Transcribe all of the records precisely as they are presented.

***** Available records

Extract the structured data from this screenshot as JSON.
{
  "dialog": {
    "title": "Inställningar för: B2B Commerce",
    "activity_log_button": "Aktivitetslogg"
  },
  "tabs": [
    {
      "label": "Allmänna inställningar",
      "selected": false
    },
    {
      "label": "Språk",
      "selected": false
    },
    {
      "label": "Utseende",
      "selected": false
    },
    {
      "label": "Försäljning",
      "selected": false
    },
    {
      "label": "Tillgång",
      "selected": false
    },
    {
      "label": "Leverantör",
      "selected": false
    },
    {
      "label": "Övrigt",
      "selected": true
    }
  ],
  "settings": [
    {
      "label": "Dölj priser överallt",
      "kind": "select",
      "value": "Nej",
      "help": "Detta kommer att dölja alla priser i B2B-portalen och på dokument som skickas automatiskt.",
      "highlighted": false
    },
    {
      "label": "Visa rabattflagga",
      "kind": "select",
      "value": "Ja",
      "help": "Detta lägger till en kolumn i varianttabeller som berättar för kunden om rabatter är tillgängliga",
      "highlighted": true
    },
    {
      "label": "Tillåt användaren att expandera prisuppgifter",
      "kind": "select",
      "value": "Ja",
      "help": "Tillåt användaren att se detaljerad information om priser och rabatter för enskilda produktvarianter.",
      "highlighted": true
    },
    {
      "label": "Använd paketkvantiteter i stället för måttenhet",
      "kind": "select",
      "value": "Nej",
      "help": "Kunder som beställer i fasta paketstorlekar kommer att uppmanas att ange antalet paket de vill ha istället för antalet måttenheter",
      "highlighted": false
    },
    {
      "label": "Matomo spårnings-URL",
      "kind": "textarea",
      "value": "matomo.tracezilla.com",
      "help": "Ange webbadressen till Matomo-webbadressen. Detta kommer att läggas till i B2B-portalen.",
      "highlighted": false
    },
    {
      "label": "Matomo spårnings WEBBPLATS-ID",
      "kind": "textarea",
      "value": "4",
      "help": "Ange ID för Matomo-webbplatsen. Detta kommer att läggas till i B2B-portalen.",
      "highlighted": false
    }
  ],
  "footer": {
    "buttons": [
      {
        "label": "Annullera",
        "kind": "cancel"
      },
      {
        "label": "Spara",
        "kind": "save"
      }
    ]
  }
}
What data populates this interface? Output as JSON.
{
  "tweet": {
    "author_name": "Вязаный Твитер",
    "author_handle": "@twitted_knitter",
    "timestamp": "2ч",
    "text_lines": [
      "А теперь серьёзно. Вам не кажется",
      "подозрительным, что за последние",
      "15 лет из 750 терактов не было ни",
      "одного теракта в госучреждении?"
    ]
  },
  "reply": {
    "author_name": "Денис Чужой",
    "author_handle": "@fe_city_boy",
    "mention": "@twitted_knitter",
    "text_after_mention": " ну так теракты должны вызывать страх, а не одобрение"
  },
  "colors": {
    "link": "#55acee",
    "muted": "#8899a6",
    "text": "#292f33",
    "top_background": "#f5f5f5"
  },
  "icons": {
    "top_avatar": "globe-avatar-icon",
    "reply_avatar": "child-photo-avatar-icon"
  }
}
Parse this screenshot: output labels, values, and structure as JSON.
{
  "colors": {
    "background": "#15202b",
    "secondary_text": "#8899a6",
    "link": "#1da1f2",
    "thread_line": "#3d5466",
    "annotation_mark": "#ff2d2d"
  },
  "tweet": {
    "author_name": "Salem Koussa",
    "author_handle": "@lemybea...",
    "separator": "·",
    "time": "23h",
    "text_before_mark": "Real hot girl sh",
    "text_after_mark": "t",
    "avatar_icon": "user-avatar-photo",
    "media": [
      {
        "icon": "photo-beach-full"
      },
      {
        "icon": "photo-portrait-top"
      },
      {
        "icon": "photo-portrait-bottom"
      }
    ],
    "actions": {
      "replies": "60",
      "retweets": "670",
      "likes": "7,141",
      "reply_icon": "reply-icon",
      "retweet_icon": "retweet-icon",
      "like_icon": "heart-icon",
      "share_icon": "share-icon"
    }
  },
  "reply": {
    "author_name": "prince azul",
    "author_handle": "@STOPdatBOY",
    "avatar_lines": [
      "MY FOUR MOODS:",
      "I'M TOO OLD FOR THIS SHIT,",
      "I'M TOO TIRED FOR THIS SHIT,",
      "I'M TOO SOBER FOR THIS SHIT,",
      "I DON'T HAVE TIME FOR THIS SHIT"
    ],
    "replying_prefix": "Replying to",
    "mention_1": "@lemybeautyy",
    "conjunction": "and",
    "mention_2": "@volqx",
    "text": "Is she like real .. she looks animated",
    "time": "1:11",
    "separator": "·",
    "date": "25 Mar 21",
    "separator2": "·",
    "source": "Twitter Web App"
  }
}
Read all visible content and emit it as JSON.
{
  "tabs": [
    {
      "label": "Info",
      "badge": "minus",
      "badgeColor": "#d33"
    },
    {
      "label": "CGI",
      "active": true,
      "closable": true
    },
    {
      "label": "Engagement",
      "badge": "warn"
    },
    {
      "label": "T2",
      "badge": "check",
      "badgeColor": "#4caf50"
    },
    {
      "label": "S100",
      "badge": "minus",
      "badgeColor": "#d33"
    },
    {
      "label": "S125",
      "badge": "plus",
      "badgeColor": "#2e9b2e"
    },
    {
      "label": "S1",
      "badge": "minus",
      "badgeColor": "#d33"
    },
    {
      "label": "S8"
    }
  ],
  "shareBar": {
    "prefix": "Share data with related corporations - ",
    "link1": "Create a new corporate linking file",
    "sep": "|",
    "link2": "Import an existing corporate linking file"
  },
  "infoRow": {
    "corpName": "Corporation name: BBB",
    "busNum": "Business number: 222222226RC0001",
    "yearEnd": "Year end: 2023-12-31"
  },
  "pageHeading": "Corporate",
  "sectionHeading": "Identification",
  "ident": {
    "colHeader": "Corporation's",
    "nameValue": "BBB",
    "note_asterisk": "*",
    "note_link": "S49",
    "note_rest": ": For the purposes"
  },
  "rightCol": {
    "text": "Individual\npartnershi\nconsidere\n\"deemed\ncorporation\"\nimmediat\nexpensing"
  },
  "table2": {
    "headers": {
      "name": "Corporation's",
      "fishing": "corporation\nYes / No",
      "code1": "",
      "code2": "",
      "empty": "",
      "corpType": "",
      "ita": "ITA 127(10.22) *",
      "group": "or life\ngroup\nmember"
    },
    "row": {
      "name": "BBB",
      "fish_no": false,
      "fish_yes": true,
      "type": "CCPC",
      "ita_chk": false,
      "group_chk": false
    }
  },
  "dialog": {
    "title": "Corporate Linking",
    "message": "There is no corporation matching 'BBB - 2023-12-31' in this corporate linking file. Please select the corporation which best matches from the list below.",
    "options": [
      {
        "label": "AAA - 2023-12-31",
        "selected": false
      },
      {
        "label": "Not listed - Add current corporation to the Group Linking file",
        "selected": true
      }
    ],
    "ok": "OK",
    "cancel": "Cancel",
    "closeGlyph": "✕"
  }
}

**********

Full response:
Extract the structured data from this screenshot as JSON.
{
  "dialog": {
    "title": "Inställningar för: B2B Commerce",
    "activity_log_button": "Aktivitetslogg"
  },
  "tabs": [
    {
      "label": "Allmänna inställningar",
      "selected": false
    },
    {
      "label": "Språk",
      "selected": false
    },
    {
      "label": "Utseende",
      "selected": false
    },
    {
      "label": "Försäljning",
      "selected": false
    },
    {
      "label": "Tillgång",
      "selected": false
    },
    {
      "label": "Leverantör",
      "selected": false
    },
    {
      "label": "Övrigt",
      "selected": true
    }
  ],
  "settings": [
    {
      "label": "Dölj priser överallt",
      "kind": "select",
      "value": "Nej",
      "help": "Detta kommer att dölja alla priser i B2B-portalen och på dokument som skickas automatiskt.",
      "highlighted": false
    },
    {
      "label": "Visa rabattflagga",
      "kind": "select",
      "value": "Ja",
      "help": "Detta lägger till en kolumn i varianttabeller som berättar för kunden om rabatter är tillgängliga",
      "highlighted": true
    },
    {
      "label": "Tillåt användaren att expandera prisuppgifter",
      "kind": "select",
      "value": "Ja",
      "help": "Tillåt användaren att se detaljerad information om priser och rabatter för enskilda produktvarianter.",
      "highlighted": true
    },
    {
      "label": "Använd paketkvantiteter i stället för måttenhet",
      "kind": "select",
      "value": "Nej",
      "help": "Kunder som beställer i fasta paketstorlekar kommer att uppmanas att ange antalet paket de vill ha istället för antalet måttenheter",
      "highlighted": false
    },
    {
      "label": "Matomo spårnings-URL",
      "kind": "textarea",
      "value": "matomo.tracezilla.com",
      "help": "Ange webbadressen till Matomo-webbadressen. Detta kommer att läggas till i B2B-portalen.",
      "highlighted": false
    },
    {
      "label": "Matomo spårnings WEBBPLATS-ID",
      "kind": "textarea",
      "value": "4",
      "help": "Ange ID för Matomo-webbplatsen. Detta kommer att läggas till i B2B-portalen.",
      "highlighted": false
    }
  ],
  "footer": {
    "buttons": [
      {
        "label": "Annullera",
        "kind": "cancel"
      },
      {
        "label": "Spara",
        "kind": "save"
      }
    ]
  }
}
What data populates this interface? Output as JSON.
{
  "tweet": {
    "author_name": "Вязаный Твитер",
    "author_handle": "@twitted_knitter",
    "timestamp": "2ч",
    "text_lines": [
      "А теперь серьёзно. Вам не кажется",
      "подозрительным, что за последние",
      "15 лет из 750 терактов не было ни",
      "одного теракта в госучреждении?"
    ]
  },
  "reply": {
    "author_name": "Денис Чужой",
    "author_handle": "@fe_city_boy",
    "mention": "@twitted_knitter",
    "text_after_mention": " ну так теракты должны вызывать страх, а не одобрение"
  },
  "colors": {
    "link": "#55acee",
    "muted": "#8899a6",
    "text": "#292f33",
    "top_background": "#f5f5f5"
  },
  "icons": {
    "top_avatar": "globe-avatar-icon",
    "reply_avatar": "child-photo-avatar-icon"
  }
}
Parse this screenshot: output labels, values, and structure as JSON.
{
  "colors": {
    "background": "#15202b",
    "secondary_text": "#8899a6",
    "link": "#1da1f2",
    "thread_line": "#3d5466",
    "annotation_mark": "#ff2d2d"
  },
  "tweet": {
    "author_name": "Salem Koussa",
    "author_handle": "@lemybea...",
    "separator": "·",
    "time": "23h",
    "text_before_mark": "Real hot girl sh",
    "text_after_mark": "t",
    "avatar_icon": "user-avatar-photo",
    "media": [
      {
        "icon": "photo-beach-full"
      },
      {
        "icon": "photo-portrait-top"
      },
      {
        "icon": "photo-portrait-bottom"
      }
    ],
    "actions": {
      "replies": "60",
      "retweets": "670",
      "likes": "7,141",
      "reply_icon": "reply-icon",
      "retweet_icon": "retweet-icon",
      "like_icon": "heart-icon",
      "share_icon": "share-icon"
    }
  },
  "reply": {
    "author_name": "prince azul",
    "author_handle": "@STOPdatBOY",
    "avatar_lines": [
      "MY FOUR MOODS:",
      "I'M TOO OLD FOR THIS SHIT,",
      "I'M TOO TIRED FOR THIS SHIT,",
      "I'M TOO SOBER FOR THIS SHIT,",
      "I DON'T HAVE TIME FOR THIS SHIT"
    ],
    "replying_prefix": "Replying to",
    "mention_1": "@lemybeautyy",
    "conjunction": "and",
    "mention_2": "@volqx",
    "text": "Is she like real .. she looks animated",
    "time": "1:11",
    "separator": "·",
    "date": "25 Mar 21",
    "separator2": "·",
    "source": "Twitter Web App"
  }
}
Read all visible content and emit it as JSON.
{
  "tabs": [
    {
      "label": "Info",
      "badge": "minus",
      "badgeColor": "#d33"
    },
    {
      "label": "CGI",
      "active": true,
      "closable": true
    },
    {
      "label": "Engagement",
      "badge": "warn"
    },
    {
      "label": "T2",
      "badge": "check",
      "badgeColor": "#4caf50"
    },
    {
      "label": "S100",
      "badge": "minus",
      "badgeColor": "#d33"
    },
    {
      "label": "S125",
      "badge": "plus",
      "badgeColor": "#2e9b2e"
    },
    {
      "label": "S1",
      "badge": "minus",
      "badgeColor": "#d33"
    },
    {
      "label": "S8"
    }
  ],
  "shareBar": {
    "prefix": "Share data with related corporations - ",
    "link1": "Create a new corporate linking file",
    "sep": "|",
    "link2": "Import an existing corporate linking file"
  },
  "infoRow": {
    "corpName": "Corporation name: BBB",
    "busNum": "Business number: 222222226RC0001",
    "yearEnd": "Year end: 2023-12-31"
  },
  "pageHeading": "Corporate",
  "sectionHeading": "Identification",
  "ident": {
    "colHeader": "Corporation's",
    "nameValue": "BBB",
    "note_asterisk": "*",
    "note_link": "S49",
    "note_rest": ": For the purposes"
  },
  "rightCol": {
    "text": "Individual\npartnershi\nconsidere\n\"deemed\ncorporation\"\nimmediat\nexpensing"
  },
  "table2": {
    "headers": {
      "name": "Corporation's",
      "fishing": "corporation\nYes / No",
      "code1": "",
      "code2": "",
      "empty": "",
      "corpType": "",
      "ita": "ITA 127(10.22) *",
      "group": "or life\ngroup\nmember"
    },
    "row": {
      "name": "BBB",
      "fish_no": false,
      "fish_yes": true,
      "type": "CCPC",
      "ita_chk": false,
      "group_chk": false
    }
  },
  "dialog": {
    "title": "Corporate Linking",
    "message": "There is no corporation matching 'BBB - 2023-12-31' in this corporate linking file. Please select the corporation which best matches from the list below.",
    "options": [
      {
        "label": "AAA - 2023-12-31",
        "selected": false
      },
      {
        "label": "Not listed - Add current corporation to the Group Linking file",
        "selected": true
      }
    ],
    "ok": "OK",
    "cancel": "Cancel",
    "closeGlyph": "✕"
  }
}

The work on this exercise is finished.